--- Begin Exercise material ---

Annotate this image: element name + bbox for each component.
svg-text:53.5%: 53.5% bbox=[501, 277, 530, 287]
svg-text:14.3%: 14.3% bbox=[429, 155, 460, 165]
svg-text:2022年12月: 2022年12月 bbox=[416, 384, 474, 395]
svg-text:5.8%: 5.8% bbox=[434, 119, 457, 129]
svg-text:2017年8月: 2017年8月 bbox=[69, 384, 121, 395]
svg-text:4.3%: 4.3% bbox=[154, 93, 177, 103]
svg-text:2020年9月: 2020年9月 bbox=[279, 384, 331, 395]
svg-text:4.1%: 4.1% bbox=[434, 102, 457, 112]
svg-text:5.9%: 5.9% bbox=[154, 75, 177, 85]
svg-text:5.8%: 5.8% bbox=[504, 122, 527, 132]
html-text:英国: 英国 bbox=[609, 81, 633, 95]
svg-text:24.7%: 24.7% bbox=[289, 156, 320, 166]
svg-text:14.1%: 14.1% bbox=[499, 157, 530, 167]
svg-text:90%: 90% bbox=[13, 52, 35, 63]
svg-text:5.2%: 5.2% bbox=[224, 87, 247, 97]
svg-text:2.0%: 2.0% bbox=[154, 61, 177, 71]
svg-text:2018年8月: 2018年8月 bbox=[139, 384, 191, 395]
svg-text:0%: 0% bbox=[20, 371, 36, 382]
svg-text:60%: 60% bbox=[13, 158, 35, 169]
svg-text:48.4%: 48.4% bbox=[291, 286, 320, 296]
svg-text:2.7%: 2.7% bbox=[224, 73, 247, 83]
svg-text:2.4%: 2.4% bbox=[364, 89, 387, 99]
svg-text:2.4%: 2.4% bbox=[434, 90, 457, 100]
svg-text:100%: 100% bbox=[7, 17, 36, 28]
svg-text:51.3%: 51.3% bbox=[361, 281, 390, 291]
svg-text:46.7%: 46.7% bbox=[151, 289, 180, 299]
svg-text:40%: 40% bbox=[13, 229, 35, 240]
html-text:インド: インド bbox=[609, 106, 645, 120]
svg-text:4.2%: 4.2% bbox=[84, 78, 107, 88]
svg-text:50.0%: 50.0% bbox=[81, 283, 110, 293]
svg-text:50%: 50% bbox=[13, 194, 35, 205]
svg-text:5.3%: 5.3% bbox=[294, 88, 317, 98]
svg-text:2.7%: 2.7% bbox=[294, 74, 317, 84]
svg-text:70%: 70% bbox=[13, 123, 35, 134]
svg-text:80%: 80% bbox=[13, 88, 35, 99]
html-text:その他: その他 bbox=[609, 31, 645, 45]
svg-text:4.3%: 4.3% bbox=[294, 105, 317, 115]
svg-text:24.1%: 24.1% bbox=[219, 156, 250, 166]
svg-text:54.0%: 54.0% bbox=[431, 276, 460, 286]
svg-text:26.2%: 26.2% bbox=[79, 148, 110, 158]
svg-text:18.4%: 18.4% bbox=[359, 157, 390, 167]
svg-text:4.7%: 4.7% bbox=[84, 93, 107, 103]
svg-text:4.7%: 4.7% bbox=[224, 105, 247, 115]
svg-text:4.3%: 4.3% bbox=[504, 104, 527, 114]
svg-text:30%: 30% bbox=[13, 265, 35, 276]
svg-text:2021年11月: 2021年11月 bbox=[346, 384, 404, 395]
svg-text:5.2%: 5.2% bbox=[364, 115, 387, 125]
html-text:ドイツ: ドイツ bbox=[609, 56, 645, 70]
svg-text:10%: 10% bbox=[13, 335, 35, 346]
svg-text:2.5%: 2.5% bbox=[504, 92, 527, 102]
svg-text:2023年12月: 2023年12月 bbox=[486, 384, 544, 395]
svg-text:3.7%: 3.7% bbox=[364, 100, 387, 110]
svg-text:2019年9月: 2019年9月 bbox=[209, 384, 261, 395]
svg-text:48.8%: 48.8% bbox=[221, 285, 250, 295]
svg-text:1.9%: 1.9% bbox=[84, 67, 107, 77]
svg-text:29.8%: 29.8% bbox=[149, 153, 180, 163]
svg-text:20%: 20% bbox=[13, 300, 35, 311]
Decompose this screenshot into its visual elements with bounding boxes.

--- End Exercise material ---
--- Begin Exercise material ---

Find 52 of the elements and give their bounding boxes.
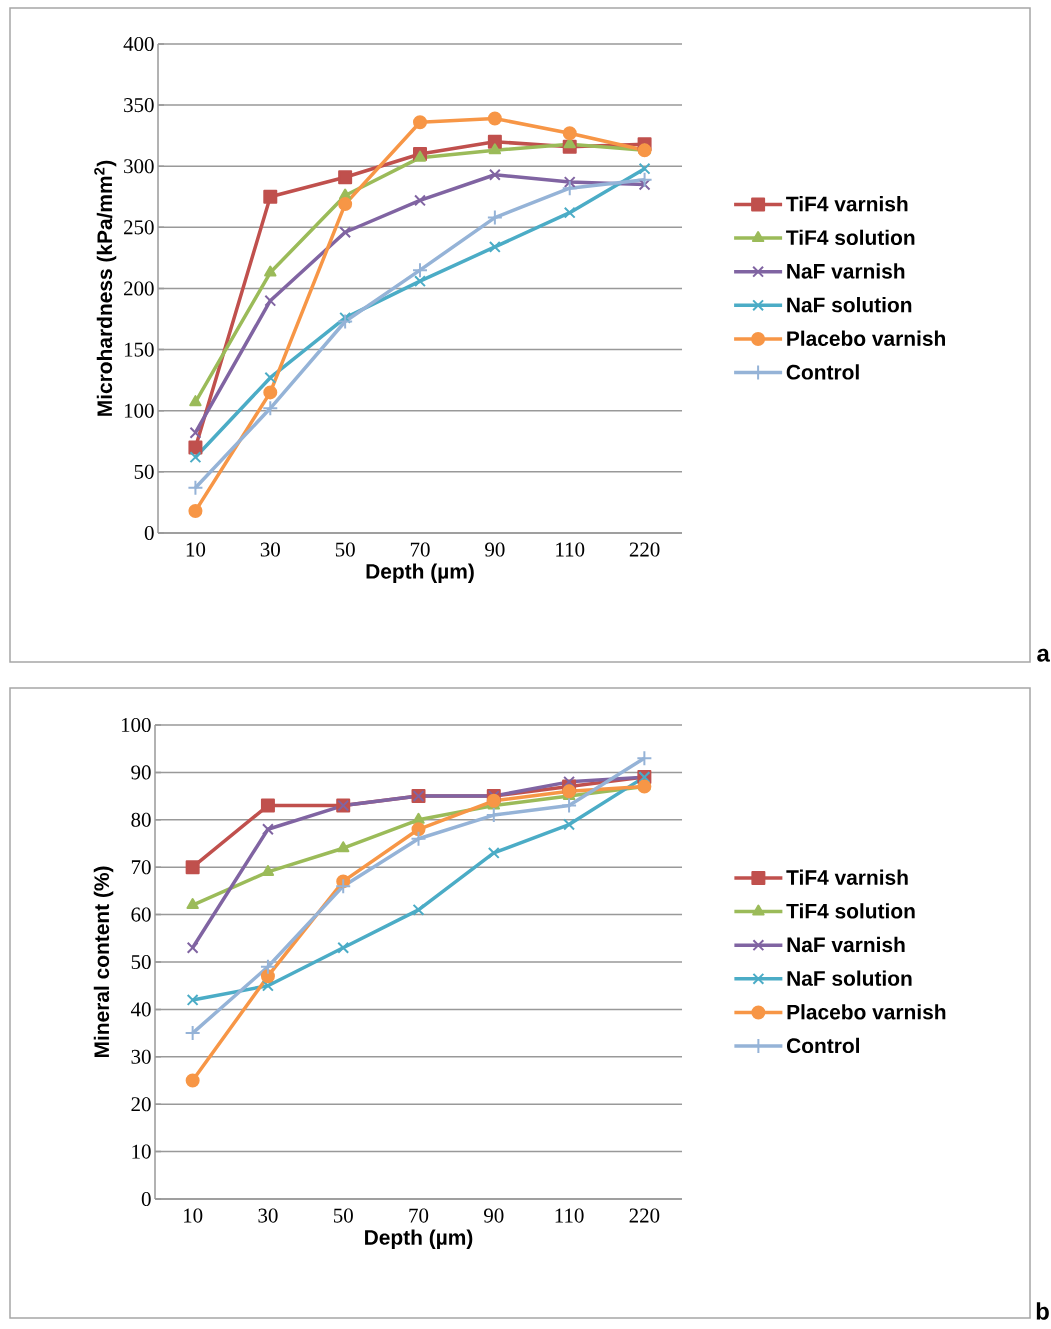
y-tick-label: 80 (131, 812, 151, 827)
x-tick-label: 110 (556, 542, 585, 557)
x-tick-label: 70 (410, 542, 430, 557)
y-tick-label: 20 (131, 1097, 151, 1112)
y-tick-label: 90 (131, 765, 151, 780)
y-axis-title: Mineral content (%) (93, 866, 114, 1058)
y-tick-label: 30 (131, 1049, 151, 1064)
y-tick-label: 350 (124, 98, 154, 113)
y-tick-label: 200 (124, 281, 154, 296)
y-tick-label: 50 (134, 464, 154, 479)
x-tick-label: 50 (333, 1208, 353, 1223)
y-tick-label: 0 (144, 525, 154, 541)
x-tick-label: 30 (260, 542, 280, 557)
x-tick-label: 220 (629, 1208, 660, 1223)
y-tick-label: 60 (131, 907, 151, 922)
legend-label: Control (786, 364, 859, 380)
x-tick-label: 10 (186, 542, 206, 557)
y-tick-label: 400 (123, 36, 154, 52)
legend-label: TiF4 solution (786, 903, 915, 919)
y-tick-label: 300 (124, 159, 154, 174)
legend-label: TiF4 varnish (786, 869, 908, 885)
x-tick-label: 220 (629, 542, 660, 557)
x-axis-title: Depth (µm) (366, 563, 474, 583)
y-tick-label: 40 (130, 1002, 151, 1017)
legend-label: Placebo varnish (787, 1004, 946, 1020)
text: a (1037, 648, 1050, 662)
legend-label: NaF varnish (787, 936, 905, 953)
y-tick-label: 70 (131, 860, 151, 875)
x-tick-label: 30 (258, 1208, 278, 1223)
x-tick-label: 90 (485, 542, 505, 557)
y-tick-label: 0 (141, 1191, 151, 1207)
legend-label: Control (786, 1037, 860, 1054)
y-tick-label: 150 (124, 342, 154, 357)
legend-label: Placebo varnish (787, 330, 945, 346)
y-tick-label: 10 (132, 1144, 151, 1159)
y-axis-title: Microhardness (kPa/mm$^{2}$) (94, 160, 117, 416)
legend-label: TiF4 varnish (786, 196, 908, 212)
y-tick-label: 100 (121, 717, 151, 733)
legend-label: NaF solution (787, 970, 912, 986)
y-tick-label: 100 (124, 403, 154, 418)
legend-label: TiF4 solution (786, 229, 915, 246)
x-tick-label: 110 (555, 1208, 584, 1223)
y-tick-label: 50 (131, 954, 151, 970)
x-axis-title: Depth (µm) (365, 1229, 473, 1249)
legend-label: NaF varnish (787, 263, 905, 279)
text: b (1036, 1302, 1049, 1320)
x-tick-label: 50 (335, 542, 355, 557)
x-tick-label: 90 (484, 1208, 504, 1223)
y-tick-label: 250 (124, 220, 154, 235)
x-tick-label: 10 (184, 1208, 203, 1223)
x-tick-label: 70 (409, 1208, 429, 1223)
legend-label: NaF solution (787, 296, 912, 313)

--- End Exercise material ---

## [What is required]
Quote the lines above from the line containing "y-tick-label: 80 (131, 812, 151, 827)" through the line containing "y-tick-label: 200 (124, 281, 154, 296)", inclusive, reproducing them without alteration.

## [Reply to the exercise]
y-tick-label: 80 (131, 812, 151, 827)
x-tick-label: 110 (556, 542, 585, 557)
x-tick-label: 70 (410, 542, 430, 557)
y-tick-label: 20 (131, 1097, 151, 1112)
y-tick-label: 90 (131, 765, 151, 780)
y-axis-title: Mineral content (%) (93, 866, 114, 1058)
y-tick-label: 30 (131, 1049, 151, 1064)
y-tick-label: 350 (124, 98, 154, 113)
y-tick-label: 200 (124, 281, 154, 296)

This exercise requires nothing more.